# [TASK DETAILS]
Exactly as given, repeat all of the entries.

# [RECORDS FOR THIS TASK]
☆ ☆ ☆ ☆ ☆
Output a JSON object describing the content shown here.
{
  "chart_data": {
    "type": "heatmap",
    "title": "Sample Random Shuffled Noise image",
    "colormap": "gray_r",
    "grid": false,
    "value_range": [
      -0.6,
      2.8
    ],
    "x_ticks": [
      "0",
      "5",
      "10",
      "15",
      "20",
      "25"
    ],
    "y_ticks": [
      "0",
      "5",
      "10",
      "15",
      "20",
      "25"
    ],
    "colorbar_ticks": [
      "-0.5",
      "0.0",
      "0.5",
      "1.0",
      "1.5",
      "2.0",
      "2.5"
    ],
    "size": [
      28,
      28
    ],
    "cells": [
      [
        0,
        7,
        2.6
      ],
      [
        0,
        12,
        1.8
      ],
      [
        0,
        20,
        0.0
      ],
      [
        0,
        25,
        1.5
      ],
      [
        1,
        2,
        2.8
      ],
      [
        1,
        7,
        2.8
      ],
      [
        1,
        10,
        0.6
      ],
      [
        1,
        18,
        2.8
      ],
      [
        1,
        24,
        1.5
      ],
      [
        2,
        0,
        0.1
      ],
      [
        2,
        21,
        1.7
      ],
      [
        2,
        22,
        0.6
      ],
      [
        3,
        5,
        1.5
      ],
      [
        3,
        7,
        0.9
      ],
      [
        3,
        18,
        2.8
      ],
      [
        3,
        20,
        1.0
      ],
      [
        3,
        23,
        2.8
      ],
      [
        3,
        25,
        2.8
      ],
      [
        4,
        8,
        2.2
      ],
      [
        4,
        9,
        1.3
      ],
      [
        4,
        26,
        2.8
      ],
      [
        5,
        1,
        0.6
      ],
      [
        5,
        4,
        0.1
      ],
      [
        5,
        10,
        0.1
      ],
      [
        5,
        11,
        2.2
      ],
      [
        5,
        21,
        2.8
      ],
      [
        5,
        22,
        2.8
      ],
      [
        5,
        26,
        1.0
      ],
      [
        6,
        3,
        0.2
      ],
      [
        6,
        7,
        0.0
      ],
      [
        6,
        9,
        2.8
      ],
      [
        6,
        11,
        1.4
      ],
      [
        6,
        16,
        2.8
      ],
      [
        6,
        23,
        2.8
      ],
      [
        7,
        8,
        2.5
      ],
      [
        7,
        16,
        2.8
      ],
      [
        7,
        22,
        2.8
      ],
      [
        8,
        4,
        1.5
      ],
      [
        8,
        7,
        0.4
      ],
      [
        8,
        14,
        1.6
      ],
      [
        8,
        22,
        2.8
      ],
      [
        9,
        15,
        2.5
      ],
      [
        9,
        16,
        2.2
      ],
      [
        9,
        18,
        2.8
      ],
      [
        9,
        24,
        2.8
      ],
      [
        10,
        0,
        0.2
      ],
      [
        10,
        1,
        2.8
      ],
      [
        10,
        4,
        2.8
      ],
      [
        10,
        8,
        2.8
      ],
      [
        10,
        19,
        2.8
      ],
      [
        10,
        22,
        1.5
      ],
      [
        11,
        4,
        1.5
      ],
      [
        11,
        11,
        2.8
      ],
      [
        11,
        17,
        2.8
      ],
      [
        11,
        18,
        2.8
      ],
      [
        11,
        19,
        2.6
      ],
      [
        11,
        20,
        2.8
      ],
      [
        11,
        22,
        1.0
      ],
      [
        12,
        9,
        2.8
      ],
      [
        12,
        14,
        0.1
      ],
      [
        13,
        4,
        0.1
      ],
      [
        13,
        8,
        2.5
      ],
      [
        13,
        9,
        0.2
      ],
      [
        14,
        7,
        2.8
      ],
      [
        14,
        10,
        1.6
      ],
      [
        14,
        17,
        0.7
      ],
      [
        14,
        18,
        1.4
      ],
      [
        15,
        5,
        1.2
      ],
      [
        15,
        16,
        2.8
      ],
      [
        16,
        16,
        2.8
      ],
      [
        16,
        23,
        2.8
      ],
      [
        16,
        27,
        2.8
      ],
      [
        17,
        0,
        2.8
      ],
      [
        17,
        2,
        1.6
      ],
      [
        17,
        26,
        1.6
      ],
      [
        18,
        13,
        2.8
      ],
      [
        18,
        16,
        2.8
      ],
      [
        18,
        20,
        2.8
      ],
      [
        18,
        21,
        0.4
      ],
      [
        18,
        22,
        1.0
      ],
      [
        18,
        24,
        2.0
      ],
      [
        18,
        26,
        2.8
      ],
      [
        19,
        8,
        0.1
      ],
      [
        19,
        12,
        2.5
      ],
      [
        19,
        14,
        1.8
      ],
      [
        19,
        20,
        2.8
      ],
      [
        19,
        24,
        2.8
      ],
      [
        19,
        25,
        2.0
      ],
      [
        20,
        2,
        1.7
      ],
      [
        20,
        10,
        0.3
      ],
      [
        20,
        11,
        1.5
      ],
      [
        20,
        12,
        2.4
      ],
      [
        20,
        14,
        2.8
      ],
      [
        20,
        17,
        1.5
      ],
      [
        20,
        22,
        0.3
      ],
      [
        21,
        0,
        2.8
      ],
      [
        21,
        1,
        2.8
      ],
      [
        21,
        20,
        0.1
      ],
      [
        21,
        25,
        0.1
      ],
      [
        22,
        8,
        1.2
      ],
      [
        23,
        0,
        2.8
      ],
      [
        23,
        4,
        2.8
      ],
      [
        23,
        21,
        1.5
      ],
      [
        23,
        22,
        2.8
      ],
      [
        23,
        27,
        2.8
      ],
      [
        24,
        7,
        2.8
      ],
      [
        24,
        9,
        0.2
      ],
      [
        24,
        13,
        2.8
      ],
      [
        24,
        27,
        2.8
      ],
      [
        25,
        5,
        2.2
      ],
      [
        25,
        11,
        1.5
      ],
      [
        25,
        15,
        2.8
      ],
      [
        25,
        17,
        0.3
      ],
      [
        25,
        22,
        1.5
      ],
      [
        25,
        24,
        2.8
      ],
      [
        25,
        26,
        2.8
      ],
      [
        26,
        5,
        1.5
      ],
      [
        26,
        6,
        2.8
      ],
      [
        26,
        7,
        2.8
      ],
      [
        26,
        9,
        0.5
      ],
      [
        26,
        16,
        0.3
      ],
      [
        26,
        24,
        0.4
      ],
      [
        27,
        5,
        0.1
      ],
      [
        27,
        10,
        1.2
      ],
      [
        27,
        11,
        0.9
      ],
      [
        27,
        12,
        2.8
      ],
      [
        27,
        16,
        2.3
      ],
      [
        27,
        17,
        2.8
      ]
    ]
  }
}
☆ ☆ ☆ ☆ ☆
# [FINISHED ANSWER]
Output a JSON object describing the content shown here.
{
  "chart_data": {
    "type": "heatmap",
    "title": "Sample Random Shuffled Noise image",
    "colormap": "gray_r",
    "grid": false,
    "value_range": [
      -0.6,
      2.8
    ],
    "x_ticks": [
      "0",
      "5",
      "10",
      "15",
      "20",
      "25"
    ],
    "y_ticks": [
      "0",
      "5",
      "10",
      "15",
      "20",
      "25"
    ],
    "colorbar_ticks": [
      "-0.5",
      "0.0",
      "0.5",
      "1.0",
      "1.5",
      "2.0",
      "2.5"
    ],
    "size": [
      28,
      28
    ],
    "cells": [
      [
        0,
        7,
        2.6
      ],
      [
        0,
        12,
        1.8
      ],
      [
        0,
        20,
        0.0
      ],
      [
        0,
        25,
        1.5
      ],
      [
        1,
        2,
        2.8
      ],
      [
        1,
        7,
        2.8
      ],
      [
        1,
        10,
        0.6
      ],
      [
        1,
        18,
        2.8
      ],
      [
        1,
        24,
        1.5
      ],
      [
        2,
        0,
        0.1
      ],
      [
        2,
        21,
        1.7
      ],
      [
        2,
        22,
        0.6
      ],
      [
        3,
        5,
        1.5
      ],
      [
        3,
        7,
        0.9
      ],
      [
        3,
        18,
        2.8
      ],
      [
        3,
        20,
        1.0
      ],
      [
        3,
        23,
        2.8
      ],
      [
        3,
        25,
        2.8
      ],
      [
        4,
        8,
        2.2
      ],
      [
        4,
        9,
        1.3
      ],
      [
        4,
        26,
        2.8
      ],
      [
        5,
        1,
        0.6
      ],
      [
        5,
        4,
        0.1
      ],
      [
        5,
        10,
        0.1
      ],
      [
        5,
        11,
        2.2
      ],
      [
        5,
        21,
        2.8
      ],
      [
        5,
        22,
        2.8
      ],
      [
        5,
        26,
        1.0
      ],
      [
        6,
        3,
        0.2
      ],
      [
        6,
        7,
        0.0
      ],
      [
        6,
        9,
        2.8
      ],
      [
        6,
        11,
        1.4
      ],
      [
        6,
        16,
        2.8
      ],
      [
        6,
        23,
        2.8
      ],
      [
        7,
        8,
        2.5
      ],
      [
        7,
        16,
        2.8
      ],
      [
        7,
        22,
        2.8
      ],
      [
        8,
        4,
        1.5
      ],
      [
        8,
        7,
        0.4
      ],
      [
        8,
        14,
        1.6
      ],
      [
        8,
        22,
        2.8
      ],
      [
        9,
        15,
        2.5
      ],
      [
        9,
        16,
        2.2
      ],
      [
        9,
        18,
        2.8
      ],
      [
        9,
        24,
        2.8
      ],
      [
        10,
        0,
        0.2
      ],
      [
        10,
        1,
        2.8
      ],
      [
        10,
        4,
        2.8
      ],
      [
        10,
        8,
        2.8
      ],
      [
        10,
        19,
        2.8
      ],
      [
        10,
        22,
        1.5
      ],
      [
        11,
        4,
        1.5
      ],
      [
        11,
        11,
        2.8
      ],
      [
        11,
        17,
        2.8
      ],
      [
        11,
        18,
        2.8
      ],
      [
        11,
        19,
        2.6
      ],
      [
        11,
        20,
        2.8
      ],
      [
        11,
        22,
        1.0
      ],
      [
        12,
        9,
        2.8
      ],
      [
        12,
        14,
        0.1
      ],
      [
        13,
        4,
        0.1
      ],
      [
        13,
        8,
        2.5
      ],
      [
        13,
        9,
        0.2
      ],
      [
        14,
        7,
        2.8
      ],
      [
        14,
        10,
        1.6
      ],
      [
        14,
        17,
        0.7
      ],
      [
        14,
        18,
        1.4
      ],
      [
        15,
        5,
        1.2
      ],
      [
        15,
        16,
        2.8
      ],
      [
        16,
        16,
        2.8
      ],
      [
        16,
        23,
        2.8
      ],
      [
        16,
        27,
        2.8
      ],
      [
        17,
        0,
        2.8
      ],
      [
        17,
        2,
        1.6
      ],
      [
        17,
        26,
        1.6
      ],
      [
        18,
        13,
        2.8
      ],
      [
        18,
        16,
        2.8
      ],
      [
        18,
        20,
        2.8
      ],
      [
        18,
        21,
        0.4
      ],
      [
        18,
        22,
        1.0
      ],
      [
        18,
        24,
        2.0
      ],
      [
        18,
        26,
        2.8
      ],
      [
        19,
        8,
        0.1
      ],
      [
        19,
        12,
        2.5
      ],
      [
        19,
        14,
        1.8
      ],
      [
        19,
        20,
        2.8
      ],
      [
        19,
        24,
        2.8
      ],
      [
        19,
        25,
        2.0
      ],
      [
        20,
        2,
        1.7
      ],
      [
        20,
        10,
        0.3
      ],
      [
        20,
        11,
        1.5
      ],
      [
        20,
        12,
        2.4
      ],
      [
        20,
        14,
        2.8
      ],
      [
        20,
        17,
        1.5
      ],
      [
        20,
        22,
        0.3
      ],
      [
        21,
        0,
        2.8
      ],
      [
        21,
        1,
        2.8
      ],
      [
        21,
        20,
        0.1
      ],
      [
        21,
        25,
        0.1
      ],
      [
        22,
        8,
        1.2
      ],
      [
        23,
        0,
        2.8
      ],
      [
        23,
        4,
        2.8
      ],
      [
        23,
        21,
        1.5
      ],
      [
        23,
        22,
        2.8
      ],
      [
        23,
        27,
        2.8
      ],
      [
        24,
        7,
        2.8
      ],
      [
        24,
        9,
        0.2
      ],
      [
        24,
        13,
        2.8
      ],
      [
        24,
        27,
        2.8
      ],
      [
        25,
        5,
        2.2
      ],
      [
        25,
        11,
        1.5
      ],
      [
        25,
        15,
        2.8
      ],
      [
        25,
        17,
        0.3
      ],
      [
        25,
        22,
        1.5
      ],
      [
        25,
        24,
        2.8
      ],
      [
        25,
        26,
        2.8
      ],
      [
        26,
        5,
        1.5
      ],
      [
        26,
        6,
        2.8
      ],
      [
        26,
        7,
        2.8
      ],
      [
        26,
        9,
        0.5
      ],
      [
        26,
        16,
        0.3
      ],
      [
        26,
        24,
        0.4
      ],
      [
        27,
        5,
        0.1
      ],
      [
        27,
        10,
        1.2
      ],
      [
        27,
        11,
        0.9
      ],
      [
        27,
        12,
        2.8
      ],
      [
        27,
        16,
        2.3
      ],
      [
        27,
        17,
        2.8
      ]
    ]
  }
}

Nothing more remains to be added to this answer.